▶ Given task
Using the records provided below, locate and copy each line that contains the word "ofrecer".

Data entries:
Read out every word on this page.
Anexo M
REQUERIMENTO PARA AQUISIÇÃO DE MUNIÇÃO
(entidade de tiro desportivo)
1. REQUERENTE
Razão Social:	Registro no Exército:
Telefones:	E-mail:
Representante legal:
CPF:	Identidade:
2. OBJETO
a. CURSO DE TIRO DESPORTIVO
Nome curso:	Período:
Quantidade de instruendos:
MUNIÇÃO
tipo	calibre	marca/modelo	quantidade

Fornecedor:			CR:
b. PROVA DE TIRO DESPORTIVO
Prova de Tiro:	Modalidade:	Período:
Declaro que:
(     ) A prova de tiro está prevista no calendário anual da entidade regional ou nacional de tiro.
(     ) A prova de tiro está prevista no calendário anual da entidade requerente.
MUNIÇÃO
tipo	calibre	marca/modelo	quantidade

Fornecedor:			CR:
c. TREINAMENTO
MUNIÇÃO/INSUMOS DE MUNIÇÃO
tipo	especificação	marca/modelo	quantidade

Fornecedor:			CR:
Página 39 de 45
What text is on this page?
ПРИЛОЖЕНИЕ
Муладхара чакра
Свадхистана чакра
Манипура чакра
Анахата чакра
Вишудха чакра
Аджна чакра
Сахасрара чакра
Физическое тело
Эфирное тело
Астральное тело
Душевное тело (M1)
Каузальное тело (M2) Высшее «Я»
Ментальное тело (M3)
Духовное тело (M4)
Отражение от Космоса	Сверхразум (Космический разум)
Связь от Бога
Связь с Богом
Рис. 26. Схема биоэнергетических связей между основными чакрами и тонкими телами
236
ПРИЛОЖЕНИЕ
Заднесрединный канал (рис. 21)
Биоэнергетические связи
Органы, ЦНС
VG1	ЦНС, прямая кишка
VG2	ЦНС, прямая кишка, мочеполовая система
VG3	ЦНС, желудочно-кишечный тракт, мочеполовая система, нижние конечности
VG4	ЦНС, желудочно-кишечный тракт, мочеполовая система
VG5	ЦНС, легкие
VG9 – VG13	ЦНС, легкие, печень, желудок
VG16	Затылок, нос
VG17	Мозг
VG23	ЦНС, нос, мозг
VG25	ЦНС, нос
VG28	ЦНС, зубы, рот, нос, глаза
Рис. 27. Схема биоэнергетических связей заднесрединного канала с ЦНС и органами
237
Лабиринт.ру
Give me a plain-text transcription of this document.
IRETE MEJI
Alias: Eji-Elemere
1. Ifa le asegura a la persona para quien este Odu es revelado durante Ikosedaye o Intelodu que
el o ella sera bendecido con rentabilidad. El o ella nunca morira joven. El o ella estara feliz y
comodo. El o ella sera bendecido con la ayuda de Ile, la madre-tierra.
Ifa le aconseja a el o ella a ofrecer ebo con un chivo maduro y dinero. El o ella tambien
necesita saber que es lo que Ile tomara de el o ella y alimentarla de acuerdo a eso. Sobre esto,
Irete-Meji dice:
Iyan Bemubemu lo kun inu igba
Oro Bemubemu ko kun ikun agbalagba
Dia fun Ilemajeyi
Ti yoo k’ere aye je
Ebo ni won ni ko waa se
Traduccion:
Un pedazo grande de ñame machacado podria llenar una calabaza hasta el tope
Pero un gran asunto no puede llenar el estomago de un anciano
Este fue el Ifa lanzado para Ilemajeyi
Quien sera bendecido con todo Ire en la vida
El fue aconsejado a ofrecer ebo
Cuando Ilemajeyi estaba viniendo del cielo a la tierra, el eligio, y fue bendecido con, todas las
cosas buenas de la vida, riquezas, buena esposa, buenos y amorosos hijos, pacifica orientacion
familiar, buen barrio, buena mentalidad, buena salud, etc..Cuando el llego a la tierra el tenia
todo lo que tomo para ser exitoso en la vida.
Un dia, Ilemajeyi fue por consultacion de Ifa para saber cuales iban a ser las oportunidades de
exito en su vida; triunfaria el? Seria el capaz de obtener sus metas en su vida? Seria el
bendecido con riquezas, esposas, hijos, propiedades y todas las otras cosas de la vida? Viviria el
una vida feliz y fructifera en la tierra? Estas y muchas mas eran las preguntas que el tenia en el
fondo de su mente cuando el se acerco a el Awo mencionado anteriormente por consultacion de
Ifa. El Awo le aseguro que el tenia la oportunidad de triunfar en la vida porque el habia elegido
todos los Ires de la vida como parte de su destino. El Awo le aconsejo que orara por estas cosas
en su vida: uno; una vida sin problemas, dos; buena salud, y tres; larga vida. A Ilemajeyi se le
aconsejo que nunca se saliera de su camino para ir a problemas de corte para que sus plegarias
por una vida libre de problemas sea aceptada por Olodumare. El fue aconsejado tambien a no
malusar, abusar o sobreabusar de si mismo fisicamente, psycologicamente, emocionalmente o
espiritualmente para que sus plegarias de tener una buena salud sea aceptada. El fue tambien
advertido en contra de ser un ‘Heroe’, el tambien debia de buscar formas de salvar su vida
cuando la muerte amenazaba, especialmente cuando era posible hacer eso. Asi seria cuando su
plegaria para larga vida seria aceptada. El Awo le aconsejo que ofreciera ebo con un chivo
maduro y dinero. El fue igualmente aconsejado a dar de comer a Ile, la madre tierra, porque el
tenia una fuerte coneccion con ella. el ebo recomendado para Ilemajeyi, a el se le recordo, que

▶ Written response
Ifa le aconseja a el o ella a ofrecer ebo con un chivo maduro y dinero. El o ella tambien
El fue aconsejado a ofrecer ebo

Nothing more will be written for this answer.